# STATED GOAL
Filter the records below and copy every line containing the word "data".

# ENTRIES
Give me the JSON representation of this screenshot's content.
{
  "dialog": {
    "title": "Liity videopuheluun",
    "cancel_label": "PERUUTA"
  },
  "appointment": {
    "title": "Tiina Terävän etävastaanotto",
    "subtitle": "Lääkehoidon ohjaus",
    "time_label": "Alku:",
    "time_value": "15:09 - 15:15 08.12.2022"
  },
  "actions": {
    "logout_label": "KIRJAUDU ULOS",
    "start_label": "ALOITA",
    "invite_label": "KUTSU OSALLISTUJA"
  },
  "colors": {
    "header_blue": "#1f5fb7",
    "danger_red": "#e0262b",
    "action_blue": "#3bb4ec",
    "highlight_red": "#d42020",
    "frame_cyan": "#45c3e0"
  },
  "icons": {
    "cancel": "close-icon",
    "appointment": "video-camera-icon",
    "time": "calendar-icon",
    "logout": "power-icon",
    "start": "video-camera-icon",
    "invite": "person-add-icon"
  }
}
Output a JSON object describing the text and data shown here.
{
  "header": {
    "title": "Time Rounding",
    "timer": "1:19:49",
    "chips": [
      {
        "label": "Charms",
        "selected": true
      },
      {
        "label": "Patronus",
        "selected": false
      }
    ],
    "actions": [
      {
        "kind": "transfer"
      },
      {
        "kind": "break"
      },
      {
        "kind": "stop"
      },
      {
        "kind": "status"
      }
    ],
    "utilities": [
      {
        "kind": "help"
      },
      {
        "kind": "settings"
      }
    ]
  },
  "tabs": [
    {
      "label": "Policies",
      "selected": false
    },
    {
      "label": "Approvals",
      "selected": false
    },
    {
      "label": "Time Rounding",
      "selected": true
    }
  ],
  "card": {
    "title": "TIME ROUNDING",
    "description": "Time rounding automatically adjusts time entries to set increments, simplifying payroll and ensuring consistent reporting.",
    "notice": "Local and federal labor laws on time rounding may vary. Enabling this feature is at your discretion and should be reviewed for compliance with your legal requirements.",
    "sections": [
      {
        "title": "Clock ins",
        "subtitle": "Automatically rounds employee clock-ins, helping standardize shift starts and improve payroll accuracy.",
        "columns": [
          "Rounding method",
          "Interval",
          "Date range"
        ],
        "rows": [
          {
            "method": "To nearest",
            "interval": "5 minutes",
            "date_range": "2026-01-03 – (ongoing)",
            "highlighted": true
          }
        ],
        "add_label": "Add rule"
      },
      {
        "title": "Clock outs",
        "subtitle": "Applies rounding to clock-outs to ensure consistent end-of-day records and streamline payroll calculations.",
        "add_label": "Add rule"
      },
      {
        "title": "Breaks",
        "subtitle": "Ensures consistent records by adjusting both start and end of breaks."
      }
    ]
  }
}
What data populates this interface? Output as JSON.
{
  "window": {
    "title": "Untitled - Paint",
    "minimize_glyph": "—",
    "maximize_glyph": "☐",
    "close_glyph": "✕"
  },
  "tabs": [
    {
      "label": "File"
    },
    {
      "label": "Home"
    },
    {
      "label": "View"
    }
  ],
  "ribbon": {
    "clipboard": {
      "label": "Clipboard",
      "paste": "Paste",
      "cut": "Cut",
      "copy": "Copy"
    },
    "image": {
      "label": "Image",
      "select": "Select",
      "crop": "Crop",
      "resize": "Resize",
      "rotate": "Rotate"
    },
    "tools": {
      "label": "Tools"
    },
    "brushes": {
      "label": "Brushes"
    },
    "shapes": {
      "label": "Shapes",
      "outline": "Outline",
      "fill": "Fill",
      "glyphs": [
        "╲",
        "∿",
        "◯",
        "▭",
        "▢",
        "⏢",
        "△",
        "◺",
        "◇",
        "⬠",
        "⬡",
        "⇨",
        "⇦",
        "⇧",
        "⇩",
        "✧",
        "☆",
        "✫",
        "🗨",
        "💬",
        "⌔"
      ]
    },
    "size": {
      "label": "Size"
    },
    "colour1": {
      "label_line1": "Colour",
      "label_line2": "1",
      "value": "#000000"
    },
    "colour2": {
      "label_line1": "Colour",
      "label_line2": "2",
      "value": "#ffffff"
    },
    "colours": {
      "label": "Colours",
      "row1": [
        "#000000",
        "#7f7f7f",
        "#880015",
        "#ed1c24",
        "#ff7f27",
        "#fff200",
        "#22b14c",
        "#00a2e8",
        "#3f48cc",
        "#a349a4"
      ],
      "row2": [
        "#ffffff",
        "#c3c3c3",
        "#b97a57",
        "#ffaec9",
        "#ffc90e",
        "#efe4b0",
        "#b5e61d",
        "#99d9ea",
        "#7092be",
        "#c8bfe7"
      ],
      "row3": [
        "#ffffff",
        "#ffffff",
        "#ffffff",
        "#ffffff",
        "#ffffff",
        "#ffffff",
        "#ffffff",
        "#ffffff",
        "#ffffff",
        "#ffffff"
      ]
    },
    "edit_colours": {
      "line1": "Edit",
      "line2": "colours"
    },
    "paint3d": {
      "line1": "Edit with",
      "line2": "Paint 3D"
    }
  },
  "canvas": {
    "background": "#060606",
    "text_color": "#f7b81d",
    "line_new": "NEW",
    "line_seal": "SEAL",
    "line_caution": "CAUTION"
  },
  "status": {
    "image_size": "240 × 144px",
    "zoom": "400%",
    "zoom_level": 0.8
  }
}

# REPLY TO THE TASK
Output a JSON object describing the text and data shown here.
What data populates this interface? Output as JSON.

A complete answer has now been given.